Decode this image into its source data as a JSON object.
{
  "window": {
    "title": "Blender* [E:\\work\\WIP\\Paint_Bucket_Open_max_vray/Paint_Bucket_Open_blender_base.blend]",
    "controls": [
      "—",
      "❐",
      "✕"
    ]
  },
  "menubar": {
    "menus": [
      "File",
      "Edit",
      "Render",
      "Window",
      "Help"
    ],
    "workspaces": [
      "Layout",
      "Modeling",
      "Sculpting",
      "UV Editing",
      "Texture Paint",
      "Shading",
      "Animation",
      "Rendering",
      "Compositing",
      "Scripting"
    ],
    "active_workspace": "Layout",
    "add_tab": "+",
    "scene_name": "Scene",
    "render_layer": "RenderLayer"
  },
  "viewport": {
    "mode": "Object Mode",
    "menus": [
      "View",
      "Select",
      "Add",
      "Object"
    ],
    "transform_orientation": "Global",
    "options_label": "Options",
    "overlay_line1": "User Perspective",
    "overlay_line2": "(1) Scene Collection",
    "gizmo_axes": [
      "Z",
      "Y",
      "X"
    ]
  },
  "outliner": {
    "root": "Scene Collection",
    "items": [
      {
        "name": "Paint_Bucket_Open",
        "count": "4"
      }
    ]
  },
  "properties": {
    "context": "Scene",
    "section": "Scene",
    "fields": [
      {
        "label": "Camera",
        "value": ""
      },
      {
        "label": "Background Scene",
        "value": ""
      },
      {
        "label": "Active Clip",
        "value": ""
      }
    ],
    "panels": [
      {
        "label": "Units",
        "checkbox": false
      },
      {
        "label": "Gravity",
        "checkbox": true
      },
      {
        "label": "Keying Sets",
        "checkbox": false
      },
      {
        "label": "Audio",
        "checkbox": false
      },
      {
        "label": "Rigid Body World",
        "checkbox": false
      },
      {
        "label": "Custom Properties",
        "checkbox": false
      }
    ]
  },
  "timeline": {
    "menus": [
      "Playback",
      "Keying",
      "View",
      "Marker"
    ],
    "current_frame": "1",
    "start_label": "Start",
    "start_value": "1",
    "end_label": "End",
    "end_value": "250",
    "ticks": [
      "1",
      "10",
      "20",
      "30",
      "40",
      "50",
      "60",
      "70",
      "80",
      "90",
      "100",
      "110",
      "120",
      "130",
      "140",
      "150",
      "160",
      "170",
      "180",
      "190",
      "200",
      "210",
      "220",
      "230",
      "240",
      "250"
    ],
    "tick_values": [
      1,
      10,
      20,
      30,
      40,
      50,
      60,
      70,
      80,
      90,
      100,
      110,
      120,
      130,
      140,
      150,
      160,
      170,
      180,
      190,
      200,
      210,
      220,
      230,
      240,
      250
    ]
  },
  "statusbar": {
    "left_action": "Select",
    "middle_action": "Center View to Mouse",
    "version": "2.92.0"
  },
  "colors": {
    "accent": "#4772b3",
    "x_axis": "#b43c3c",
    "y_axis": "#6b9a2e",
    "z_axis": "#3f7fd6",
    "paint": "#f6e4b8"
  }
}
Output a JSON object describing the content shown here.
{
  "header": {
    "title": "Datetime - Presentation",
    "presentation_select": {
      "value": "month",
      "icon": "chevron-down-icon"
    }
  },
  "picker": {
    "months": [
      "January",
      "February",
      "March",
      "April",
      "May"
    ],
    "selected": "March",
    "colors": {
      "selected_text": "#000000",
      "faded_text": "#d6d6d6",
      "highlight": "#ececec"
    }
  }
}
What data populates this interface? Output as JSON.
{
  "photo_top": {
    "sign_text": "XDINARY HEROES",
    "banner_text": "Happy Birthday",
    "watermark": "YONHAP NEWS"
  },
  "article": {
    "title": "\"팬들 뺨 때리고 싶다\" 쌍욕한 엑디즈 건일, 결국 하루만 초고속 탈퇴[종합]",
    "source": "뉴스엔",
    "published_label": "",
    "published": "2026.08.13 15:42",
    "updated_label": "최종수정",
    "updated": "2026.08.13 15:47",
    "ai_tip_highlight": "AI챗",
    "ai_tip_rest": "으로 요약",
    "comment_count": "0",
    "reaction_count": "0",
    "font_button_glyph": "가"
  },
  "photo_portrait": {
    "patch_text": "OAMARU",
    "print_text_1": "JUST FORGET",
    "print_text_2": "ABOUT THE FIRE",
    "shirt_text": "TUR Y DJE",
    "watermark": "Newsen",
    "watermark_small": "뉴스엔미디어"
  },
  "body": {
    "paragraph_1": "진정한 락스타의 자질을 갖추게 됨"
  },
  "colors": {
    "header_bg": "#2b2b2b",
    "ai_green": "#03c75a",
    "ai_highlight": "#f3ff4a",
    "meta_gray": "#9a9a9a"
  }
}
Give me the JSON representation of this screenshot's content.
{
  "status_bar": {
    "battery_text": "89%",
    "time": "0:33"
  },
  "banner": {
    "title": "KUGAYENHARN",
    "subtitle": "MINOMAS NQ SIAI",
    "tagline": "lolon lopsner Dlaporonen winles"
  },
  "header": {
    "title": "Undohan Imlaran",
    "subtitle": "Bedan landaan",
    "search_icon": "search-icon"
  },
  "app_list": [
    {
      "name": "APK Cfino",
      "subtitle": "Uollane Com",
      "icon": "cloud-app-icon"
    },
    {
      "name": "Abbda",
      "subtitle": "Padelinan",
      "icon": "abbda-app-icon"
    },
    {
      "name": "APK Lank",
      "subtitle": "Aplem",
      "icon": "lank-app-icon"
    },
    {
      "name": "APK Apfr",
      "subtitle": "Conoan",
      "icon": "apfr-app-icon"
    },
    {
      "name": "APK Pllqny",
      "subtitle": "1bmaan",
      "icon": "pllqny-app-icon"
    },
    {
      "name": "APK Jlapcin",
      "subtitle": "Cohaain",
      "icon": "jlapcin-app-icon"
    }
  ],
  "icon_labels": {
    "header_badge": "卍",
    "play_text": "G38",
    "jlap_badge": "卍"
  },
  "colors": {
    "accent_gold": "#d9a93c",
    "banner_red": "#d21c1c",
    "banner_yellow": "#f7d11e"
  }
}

________________________________________

* _What this task involves_
In the listing above, find each line with the word "Collection" and copy it.

* _Task output_
    "overlay_line2": "(1) Scene Collection",
    "root": "Scene Collection",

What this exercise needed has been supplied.